Write the records below out in full, character for character, with no pictures.

————

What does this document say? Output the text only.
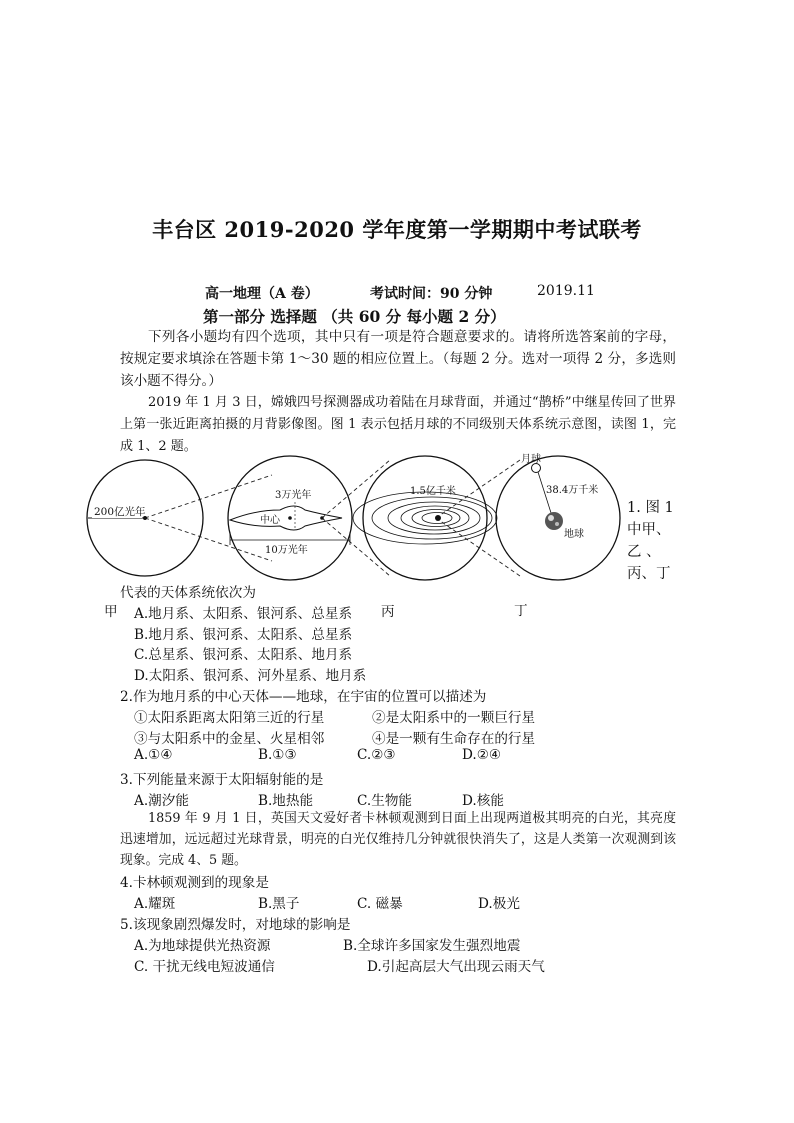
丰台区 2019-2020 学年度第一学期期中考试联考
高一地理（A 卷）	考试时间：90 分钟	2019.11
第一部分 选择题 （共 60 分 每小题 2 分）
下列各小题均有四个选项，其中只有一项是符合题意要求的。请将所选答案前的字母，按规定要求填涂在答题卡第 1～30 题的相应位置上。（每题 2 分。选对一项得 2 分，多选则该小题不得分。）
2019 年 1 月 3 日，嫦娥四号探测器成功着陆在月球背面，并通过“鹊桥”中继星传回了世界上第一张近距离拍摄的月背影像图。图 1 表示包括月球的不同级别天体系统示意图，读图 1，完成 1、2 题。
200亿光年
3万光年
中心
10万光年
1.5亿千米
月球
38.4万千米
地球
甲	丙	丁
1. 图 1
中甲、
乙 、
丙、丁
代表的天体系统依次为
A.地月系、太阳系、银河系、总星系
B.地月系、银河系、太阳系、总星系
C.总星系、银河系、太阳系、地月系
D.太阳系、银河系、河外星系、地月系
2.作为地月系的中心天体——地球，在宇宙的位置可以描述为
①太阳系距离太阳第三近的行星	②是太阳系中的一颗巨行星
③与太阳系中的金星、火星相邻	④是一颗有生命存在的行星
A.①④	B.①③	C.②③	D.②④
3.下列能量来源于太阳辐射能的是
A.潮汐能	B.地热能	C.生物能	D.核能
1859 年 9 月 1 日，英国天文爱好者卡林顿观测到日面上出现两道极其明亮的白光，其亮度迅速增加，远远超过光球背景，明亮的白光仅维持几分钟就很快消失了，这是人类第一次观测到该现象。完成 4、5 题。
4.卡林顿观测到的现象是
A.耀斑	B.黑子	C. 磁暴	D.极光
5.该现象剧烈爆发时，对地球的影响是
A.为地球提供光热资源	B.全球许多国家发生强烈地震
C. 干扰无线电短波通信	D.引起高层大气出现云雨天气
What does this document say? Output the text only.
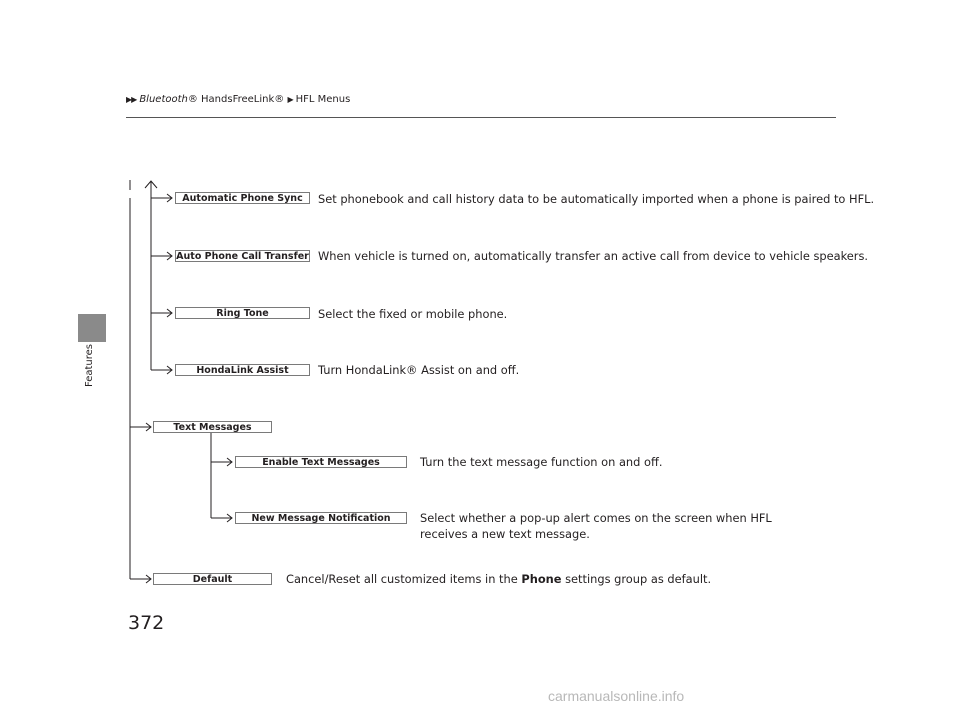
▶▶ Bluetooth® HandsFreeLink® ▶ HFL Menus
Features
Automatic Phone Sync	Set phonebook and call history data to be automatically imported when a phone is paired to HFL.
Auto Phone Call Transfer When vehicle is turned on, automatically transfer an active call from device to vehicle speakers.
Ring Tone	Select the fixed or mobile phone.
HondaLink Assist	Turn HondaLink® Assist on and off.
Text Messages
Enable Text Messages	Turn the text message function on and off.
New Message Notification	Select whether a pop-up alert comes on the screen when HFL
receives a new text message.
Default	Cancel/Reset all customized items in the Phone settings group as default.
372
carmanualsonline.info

————

Solution =
What does this document say? Output the text only.
丰台区 2019-2020 学年度第一学期期中考试联考
高一地理（A 卷）	考试时间：90 分钟	2019.11
第一部分 选择题 （共 60 分 每小题 2 分）
下列各小题均有四个选项，其中只有一项是符合题意要求的。请将所选答案前的字母，按规定要求填涂在答题卡第 1～30 题的相应位置上。（每题 2 分。选对一项得 2 分，多选则该小题不得分。）
2019 年 1 月 3 日，嫦娥四号探测器成功着陆在月球背面，并通过“鹊桥”中继星传回了世界上第一张近距离拍摄的月背影像图。图 1 表示包括月球的不同级别天体系统示意图，读图 1，完成 1、2 题。
200亿光年
3万光年
中心
10万光年
1.5亿千米
月球
38.4万千米
地球
甲	丙	丁
1. 图 1
中甲、
乙 、
丙、丁
代表的天体系统依次为
A.地月系、太阳系、银河系、总星系
B.地月系、银河系、太阳系、总星系
C.总星系、银河系、太阳系、地月系
D.太阳系、银河系、河外星系、地月系
2.作为地月系的中心天体——地球，在宇宙的位置可以描述为
①太阳系距离太阳第三近的行星	②是太阳系中的一颗巨行星
③与太阳系中的金星、火星相邻	④是一颗有生命存在的行星
A.①④	B.①③	C.②③	D.②④
3.下列能量来源于太阳辐射能的是
A.潮汐能	B.地热能	C.生物能	D.核能
1859 年 9 月 1 日，英国天文爱好者卡林顿观测到日面上出现两道极其明亮的白光，其亮度迅速增加，远远超过光球背景，明亮的白光仅维持几分钟就很快消失了，这是人类第一次观测到该现象。完成 4、5 题。
4.卡林顿观测到的现象是
A.耀斑	B.黑子	C. 磁暴	D.极光
5.该现象剧烈爆发时，对地球的影响是
A.为地球提供光热资源	B.全球许多国家发生强烈地震
C. 干扰无线电短波通信	D.引起高层大气出现云雨天气
What does this document say? Output the text only.
▶▶ Bluetooth® HandsFreeLink® ▶ HFL Menus
Features
Automatic Phone Sync	Set phonebook and call history data to be automatically imported when a phone is paired to HFL.
Auto Phone Call Transfer When vehicle is turned on, automatically transfer an active call from device to vehicle speakers.
Ring Tone	Select the fixed or mobile phone.
HondaLink Assist	Turn HondaLink® Assist on and off.
Text Messages
Enable Text Messages	Turn the text message function on and off.
New Message Notification	Select whether a pop-up alert comes on the screen when HFL
receives a new text message.
Default	Cancel/Reset all customized items in the Phone settings group as default.
372
carmanualsonline.info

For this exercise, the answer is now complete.